- **Records for this exercise**
· · · ·

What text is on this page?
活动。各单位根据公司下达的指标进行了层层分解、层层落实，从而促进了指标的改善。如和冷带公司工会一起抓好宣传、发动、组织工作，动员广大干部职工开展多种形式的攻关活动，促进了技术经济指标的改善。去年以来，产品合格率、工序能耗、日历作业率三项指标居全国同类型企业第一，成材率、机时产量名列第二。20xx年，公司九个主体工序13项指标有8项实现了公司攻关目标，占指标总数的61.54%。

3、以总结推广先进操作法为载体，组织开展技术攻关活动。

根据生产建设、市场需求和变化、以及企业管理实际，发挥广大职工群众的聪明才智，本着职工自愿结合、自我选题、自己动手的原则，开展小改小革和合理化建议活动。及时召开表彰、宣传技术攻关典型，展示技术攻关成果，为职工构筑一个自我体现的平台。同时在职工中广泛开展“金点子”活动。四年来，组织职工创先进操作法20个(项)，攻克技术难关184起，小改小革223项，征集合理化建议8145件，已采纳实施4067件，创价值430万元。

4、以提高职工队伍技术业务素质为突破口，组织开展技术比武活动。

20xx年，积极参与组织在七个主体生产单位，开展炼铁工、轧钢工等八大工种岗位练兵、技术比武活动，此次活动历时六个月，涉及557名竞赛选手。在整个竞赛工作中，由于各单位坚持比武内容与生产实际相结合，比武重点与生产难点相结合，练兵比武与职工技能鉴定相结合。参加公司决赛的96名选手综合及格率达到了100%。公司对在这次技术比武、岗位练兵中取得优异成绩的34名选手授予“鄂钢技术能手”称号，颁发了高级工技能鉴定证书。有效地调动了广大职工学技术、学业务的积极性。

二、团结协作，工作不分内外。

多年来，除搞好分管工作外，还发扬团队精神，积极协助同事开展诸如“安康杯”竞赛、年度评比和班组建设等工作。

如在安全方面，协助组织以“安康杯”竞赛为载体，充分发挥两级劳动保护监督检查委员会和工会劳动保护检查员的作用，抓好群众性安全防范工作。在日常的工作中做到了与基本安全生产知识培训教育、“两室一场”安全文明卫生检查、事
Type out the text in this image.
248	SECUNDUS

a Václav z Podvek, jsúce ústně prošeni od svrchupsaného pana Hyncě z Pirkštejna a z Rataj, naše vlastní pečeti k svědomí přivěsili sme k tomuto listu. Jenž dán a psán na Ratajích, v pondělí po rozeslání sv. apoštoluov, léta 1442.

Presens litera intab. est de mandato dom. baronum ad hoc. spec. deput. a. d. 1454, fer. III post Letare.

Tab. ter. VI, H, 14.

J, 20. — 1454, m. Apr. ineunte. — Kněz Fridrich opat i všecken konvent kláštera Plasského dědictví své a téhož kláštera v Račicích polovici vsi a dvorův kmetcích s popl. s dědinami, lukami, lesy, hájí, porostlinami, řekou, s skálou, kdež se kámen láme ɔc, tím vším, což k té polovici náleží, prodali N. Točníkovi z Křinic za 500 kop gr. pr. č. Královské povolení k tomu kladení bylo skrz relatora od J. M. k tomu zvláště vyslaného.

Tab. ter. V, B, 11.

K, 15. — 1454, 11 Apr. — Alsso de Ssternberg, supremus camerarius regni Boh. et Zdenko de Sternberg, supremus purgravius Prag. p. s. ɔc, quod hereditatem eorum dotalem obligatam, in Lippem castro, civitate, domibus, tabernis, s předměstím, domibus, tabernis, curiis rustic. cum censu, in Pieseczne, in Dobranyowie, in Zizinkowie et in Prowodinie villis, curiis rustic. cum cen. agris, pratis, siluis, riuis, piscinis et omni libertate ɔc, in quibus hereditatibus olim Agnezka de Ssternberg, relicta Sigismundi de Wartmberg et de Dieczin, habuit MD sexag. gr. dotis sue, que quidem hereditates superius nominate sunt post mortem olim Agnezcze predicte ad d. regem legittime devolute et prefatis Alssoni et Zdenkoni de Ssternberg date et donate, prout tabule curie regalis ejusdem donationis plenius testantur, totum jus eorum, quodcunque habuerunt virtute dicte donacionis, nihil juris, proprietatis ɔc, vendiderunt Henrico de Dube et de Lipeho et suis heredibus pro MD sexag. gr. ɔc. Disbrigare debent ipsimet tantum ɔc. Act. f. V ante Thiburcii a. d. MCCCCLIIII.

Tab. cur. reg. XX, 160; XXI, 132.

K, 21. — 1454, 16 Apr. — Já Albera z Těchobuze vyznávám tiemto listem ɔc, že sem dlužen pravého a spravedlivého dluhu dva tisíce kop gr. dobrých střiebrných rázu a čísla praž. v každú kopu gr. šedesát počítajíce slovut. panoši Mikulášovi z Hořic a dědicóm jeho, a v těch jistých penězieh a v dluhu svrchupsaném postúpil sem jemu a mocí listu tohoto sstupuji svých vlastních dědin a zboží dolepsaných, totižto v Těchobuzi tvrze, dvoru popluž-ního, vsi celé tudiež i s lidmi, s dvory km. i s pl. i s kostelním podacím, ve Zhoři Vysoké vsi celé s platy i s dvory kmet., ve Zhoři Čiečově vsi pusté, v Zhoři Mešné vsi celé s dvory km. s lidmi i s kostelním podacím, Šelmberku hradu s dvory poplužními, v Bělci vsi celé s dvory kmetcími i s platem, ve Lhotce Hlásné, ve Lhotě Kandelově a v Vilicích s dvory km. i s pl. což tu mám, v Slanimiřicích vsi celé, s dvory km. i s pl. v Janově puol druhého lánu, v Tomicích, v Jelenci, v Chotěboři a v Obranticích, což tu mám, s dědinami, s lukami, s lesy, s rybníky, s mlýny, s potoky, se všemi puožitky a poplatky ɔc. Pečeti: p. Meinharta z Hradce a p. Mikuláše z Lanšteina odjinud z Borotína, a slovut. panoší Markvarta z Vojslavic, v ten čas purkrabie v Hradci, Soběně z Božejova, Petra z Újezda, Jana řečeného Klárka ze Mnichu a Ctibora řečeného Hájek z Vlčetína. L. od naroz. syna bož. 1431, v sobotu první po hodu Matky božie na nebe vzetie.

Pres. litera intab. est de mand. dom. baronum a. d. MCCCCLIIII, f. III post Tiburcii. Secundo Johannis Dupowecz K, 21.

· · · ·

- **Problem**
Print the listing above in full, exactly as it is.

- **Result of this task**
What text is on this page?
活动。各单位根据公司下达的指标进行了层层分解、层层落实，从而促进了指标的改善。如和冷带公司工会一起抓好宣传、发动、组织工作，动员广大干部职工开展多种形式的攻关活动，促进了技术经济指标的改善。去年以来，产品合格率、工序能耗、日历作业率三项指标居全国同类型企业第一，成材率、机时产量名列第二。20xx年，公司九个主体工序13项指标有8项实现了公司攻关目标，占指标总数的61.54%。

3、以总结推广先进操作法为载体，组织开展技术攻关活动。

根据生产建设、市场需求和变化、以及企业管理实际，发挥广大职工群众的聪明才智，本着职工自愿结合、自我选题、自己动手的原则，开展小改小革和合理化建议活动。及时召开表彰、宣传技术攻关典型，展示技术攻关成果，为职工构筑一个自我体现的平台。同时在职工中广泛开展“金点子”活动。四年来，组织职工创先进操作法20个(项)，攻克技术难关184起，小改小革223项，征集合理化建议8145件，已采纳实施4067件，创价值430万元。

4、以提高职工队伍技术业务素质为突破口，组织开展技术比武活动。

20xx年，积极参与组织在七个主体生产单位，开展炼铁工、轧钢工等八大工种岗位练兵、技术比武活动，此次活动历时六个月，涉及557名竞赛选手。在整个竞赛工作中，由于各单位坚持比武内容与生产实际相结合，比武重点与生产难点相结合，练兵比武与职工技能鉴定相结合。参加公司决赛的96名选手综合及格率达到了100%。公司对在这次技术比武、岗位练兵中取得优异成绩的34名选手授予“鄂钢技术能手”称号，颁发了高级工技能鉴定证书。有效地调动了广大职工学技术、学业务的积极性。

二、团结协作，工作不分内外。

多年来，除搞好分管工作外，还发扬团队精神，积极协助同事开展诸如“安康杯”竞赛、年度评比和班组建设等工作。

如在安全方面，协助组织以“安康杯”竞赛为载体，充分发挥两级劳动保护监督检查委员会和工会劳动保护检查员的作用，抓好群众性安全防范工作。在日常的工作中做到了与基本安全生产知识培训教育、“两室一场”安全文明卫生检查、事
Type out the text in this image.
248	SECUNDUS

a Václav z Podvek, jsúce ústně prošeni od svrchupsaného pana Hyncě z Pirkštejna a z Rataj, naše vlastní pečeti k svědomí přivěsili sme k tomuto listu. Jenž dán a psán na Ratajích, v pondělí po rozeslání sv. apoštoluov, léta 1442.

Presens litera intab. est de mandato dom. baronum ad hoc. spec. deput. a. d. 1454, fer. III post Letare.

Tab. ter. VI, H, 14.

J, 20. — 1454, m. Apr. ineunte. — Kněz Fridrich opat i všecken konvent kláštera Plasského dědictví své a téhož kláštera v Račicích polovici vsi a dvorův kmetcích s popl. s dědinami, lukami, lesy, hájí, porostlinami, řekou, s skálou, kdež se kámen láme ɔc, tím vším, což k té polovici náleží, prodali N. Točníkovi z Křinic za 500 kop gr. pr. č. Královské povolení k tomu kladení bylo skrz relatora od J. M. k tomu zvláště vyslaného.

Tab. ter. V, B, 11.

K, 15. — 1454, 11 Apr. — Alsso de Ssternberg, supremus camerarius regni Boh. et Zdenko de Sternberg, supremus purgravius Prag. p. s. ɔc, quod hereditatem eorum dotalem obligatam, in Lippem castro, civitate, domibus, tabernis, s předměstím, domibus, tabernis, curiis rustic. cum censu, in Pieseczne, in Dobranyowie, in Zizinkowie et in Prowodinie villis, curiis rustic. cum cen. agris, pratis, siluis, riuis, piscinis et omni libertate ɔc, in quibus hereditatibus olim Agnezka de Ssternberg, relicta Sigismundi de Wartmberg et de Dieczin, habuit MD sexag. gr. dotis sue, que quidem hereditates superius nominate sunt post mortem olim Agnezcze predicte ad d. regem legittime devolute et prefatis Alssoni et Zdenkoni de Ssternberg date et donate, prout tabule curie regalis ejusdem donationis plenius testantur, totum jus eorum, quodcunque habuerunt virtute dicte donacionis, nihil juris, proprietatis ɔc, vendiderunt Henrico de Dube et de Lipeho et suis heredibus pro MD sexag. gr. ɔc. Disbrigare debent ipsimet tantum ɔc. Act. f. V ante Thiburcii a. d. MCCCCLIIII.

Tab. cur. reg. XX, 160; XXI, 132.

K, 21. — 1454, 16 Apr. — Já Albera z Těchobuze vyznávám tiemto listem ɔc, že sem dlužen pravého a spravedlivého dluhu dva tisíce kop gr. dobrých střiebrných rázu a čísla praž. v každú kopu gr. šedesát počítajíce slovut. panoši Mikulášovi z Hořic a dědicóm jeho, a v těch jistých penězieh a v dluhu svrchupsaném postúpil sem jemu a mocí listu tohoto sstupuji svých vlastních dědin a zboží dolepsaných, totižto v Těchobuzi tvrze, dvoru popluž-ního, vsi celé tudiež i s lidmi, s dvory km. i s pl. i s kostelním podacím, ve Zhoři Vysoké vsi celé s platy i s dvory kmet., ve Zhoři Čiečově vsi pusté, v Zhoři Mešné vsi celé s dvory km. s lidmi i s kostelním podacím, Šelmberku hradu s dvory poplužními, v Bělci vsi celé s dvory kmetcími i s platem, ve Lhotce Hlásné, ve Lhotě Kandelově a v Vilicích s dvory km. i s pl. což tu mám, v Slanimiřicích vsi celé, s dvory km. i s pl. v Janově puol druhého lánu, v Tomicích, v Jelenci, v Chotěboři a v Obranticích, což tu mám, s dědinami, s lukami, s lesy, s rybníky, s mlýny, s potoky, se všemi puožitky a poplatky ɔc. Pečeti: p. Meinharta z Hradce a p. Mikuláše z Lanšteina odjinud z Borotína, a slovut. panoší Markvarta z Vojslavic, v ten čas purkrabie v Hradci, Soběně z Božejova, Petra z Újezda, Jana řečeného Klárka ze Mnichu a Ctibora řečeného Hájek z Vlčetína. L. od naroz. syna bož. 1431, v sobotu první po hodu Matky božie na nebe vzetie.

Pres. litera intab. est de mand. dom. baronum a. d. MCCCCLIIII, f. III post Tiburcii. Secundo Johannis Dupowecz K, 21.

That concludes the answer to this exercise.